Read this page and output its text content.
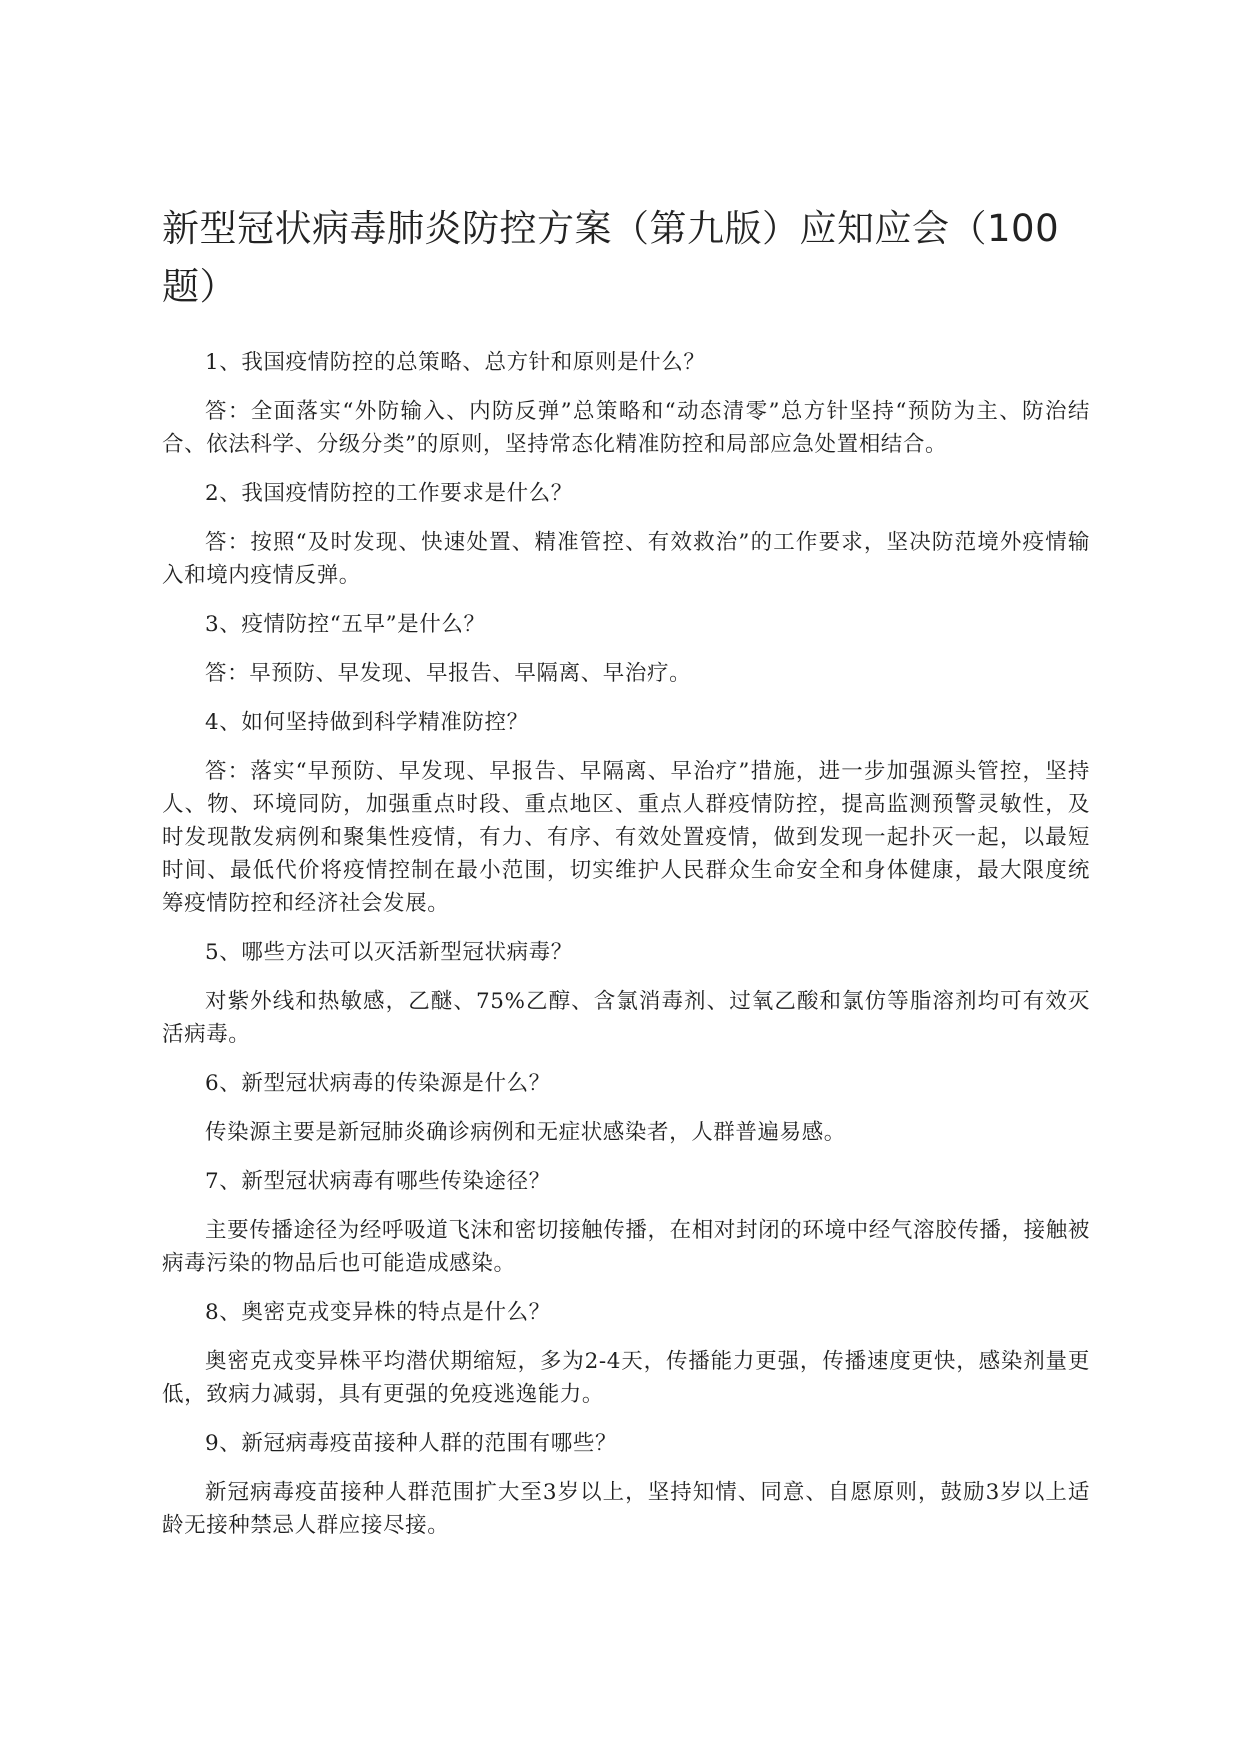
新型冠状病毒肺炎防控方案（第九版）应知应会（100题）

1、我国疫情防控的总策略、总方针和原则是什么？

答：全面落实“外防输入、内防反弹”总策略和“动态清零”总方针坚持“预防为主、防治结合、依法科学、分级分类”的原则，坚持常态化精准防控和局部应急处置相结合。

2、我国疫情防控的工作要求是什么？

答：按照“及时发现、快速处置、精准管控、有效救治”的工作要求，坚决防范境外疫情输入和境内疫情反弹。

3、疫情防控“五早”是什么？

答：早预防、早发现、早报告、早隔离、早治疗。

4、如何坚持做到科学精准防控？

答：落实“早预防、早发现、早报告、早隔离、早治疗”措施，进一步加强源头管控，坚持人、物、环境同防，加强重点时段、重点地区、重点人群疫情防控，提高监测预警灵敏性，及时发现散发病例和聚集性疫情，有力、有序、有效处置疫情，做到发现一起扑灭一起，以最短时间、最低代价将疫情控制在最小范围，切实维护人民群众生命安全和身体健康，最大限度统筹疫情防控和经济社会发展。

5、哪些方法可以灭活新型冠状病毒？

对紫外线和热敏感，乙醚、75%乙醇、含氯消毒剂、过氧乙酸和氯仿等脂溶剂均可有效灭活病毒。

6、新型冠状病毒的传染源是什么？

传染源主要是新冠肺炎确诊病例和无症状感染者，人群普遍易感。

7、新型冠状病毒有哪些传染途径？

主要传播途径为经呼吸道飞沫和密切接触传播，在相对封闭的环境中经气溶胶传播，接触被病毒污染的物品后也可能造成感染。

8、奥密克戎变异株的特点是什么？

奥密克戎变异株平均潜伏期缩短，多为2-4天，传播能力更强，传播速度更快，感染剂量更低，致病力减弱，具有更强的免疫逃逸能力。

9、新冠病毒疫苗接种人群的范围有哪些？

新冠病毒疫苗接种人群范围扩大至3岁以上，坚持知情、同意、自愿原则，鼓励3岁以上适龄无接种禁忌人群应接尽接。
::::::
Given exercise ->
Write out the records above exactly as they stand, leaving out every picture.

Response for this exercise ->
Read this page and output its text content.
新型冠状病毒肺炎防控方案（第九版）应知应会（100题）

1、我国疫情防控的总策略、总方针和原则是什么？

答：全面落实“外防输入、内防反弹”总策略和“动态清零”总方针坚持“预防为主、防治结合、依法科学、分级分类”的原则，坚持常态化精准防控和局部应急处置相结合。

2、我国疫情防控的工作要求是什么？

答：按照“及时发现、快速处置、精准管控、有效救治”的工作要求，坚决防范境外疫情输入和境内疫情反弹。

3、疫情防控“五早”是什么？

答：早预防、早发现、早报告、早隔离、早治疗。

4、如何坚持做到科学精准防控？

答：落实“早预防、早发现、早报告、早隔离、早治疗”措施，进一步加强源头管控，坚持人、物、环境同防，加强重点时段、重点地区、重点人群疫情防控，提高监测预警灵敏性，及时发现散发病例和聚集性疫情，有力、有序、有效处置疫情，做到发现一起扑灭一起，以最短时间、最低代价将疫情控制在最小范围，切实维护人民群众生命安全和身体健康，最大限度统筹疫情防控和经济社会发展。

5、哪些方法可以灭活新型冠状病毒？

对紫外线和热敏感，乙醚、75%乙醇、含氯消毒剂、过氧乙酸和氯仿等脂溶剂均可有效灭活病毒。

6、新型冠状病毒的传染源是什么？

传染源主要是新冠肺炎确诊病例和无症状感染者，人群普遍易感。

7、新型冠状病毒有哪些传染途径？

主要传播途径为经呼吸道飞沫和密切接触传播，在相对封闭的环境中经气溶胶传播，接触被病毒污染的物品后也可能造成感染。

8、奥密克戎变异株的特点是什么？

奥密克戎变异株平均潜伏期缩短，多为2-4天，传播能力更强，传播速度更快，感染剂量更低，致病力减弱，具有更强的免疫逃逸能力。

9、新冠病毒疫苗接种人群的范围有哪些？

新冠病毒疫苗接种人群范围扩大至3岁以上，坚持知情、同意、自愿原则，鼓励3岁以上适龄无接种禁忌人群应接尽接。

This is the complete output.